> [Directions]:
Select lines where the word "geluid" appears.

::::

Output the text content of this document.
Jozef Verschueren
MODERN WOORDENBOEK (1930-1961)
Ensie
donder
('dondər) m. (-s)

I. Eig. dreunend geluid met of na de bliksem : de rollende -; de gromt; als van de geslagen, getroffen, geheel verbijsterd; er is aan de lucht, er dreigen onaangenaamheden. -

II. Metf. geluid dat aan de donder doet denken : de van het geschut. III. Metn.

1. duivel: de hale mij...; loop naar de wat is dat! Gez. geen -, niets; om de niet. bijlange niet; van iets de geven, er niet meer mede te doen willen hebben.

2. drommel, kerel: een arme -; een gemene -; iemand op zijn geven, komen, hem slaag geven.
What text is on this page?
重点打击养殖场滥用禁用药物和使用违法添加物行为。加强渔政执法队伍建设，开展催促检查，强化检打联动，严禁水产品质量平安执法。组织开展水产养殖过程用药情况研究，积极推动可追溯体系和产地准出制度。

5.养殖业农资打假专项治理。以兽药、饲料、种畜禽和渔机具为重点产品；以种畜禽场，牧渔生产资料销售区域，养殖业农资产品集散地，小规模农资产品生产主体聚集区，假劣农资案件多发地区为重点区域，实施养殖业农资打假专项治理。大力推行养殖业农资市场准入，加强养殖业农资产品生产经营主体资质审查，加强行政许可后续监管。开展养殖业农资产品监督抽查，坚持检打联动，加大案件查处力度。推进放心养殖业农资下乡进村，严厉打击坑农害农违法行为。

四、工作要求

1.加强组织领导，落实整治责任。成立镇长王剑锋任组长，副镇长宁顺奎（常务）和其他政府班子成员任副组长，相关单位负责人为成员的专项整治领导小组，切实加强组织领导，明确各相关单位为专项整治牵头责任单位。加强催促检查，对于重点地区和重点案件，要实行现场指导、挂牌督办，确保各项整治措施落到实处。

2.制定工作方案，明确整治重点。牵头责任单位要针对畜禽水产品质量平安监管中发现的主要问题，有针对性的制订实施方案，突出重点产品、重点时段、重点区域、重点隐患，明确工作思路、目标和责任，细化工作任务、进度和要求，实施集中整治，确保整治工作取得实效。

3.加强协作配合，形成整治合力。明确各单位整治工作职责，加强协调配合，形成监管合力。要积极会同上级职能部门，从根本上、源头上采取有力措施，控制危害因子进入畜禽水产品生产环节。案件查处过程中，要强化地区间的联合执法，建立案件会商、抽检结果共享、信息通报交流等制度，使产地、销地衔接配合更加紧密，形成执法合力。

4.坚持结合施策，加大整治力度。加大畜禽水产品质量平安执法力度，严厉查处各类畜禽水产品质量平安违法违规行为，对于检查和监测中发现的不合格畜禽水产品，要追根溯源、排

::::

> [Finished answer]:
I. Eig. dreunend geluid met of na de bliksem : de rollende -; de gromt; als van de geslagen, getroffen, geheel verbijsterd; er is aan de lucht, er dreigen onaangenaamheden. -
II. Metf. geluid dat aan de donder doet denken : de van het geschut. III. Metn.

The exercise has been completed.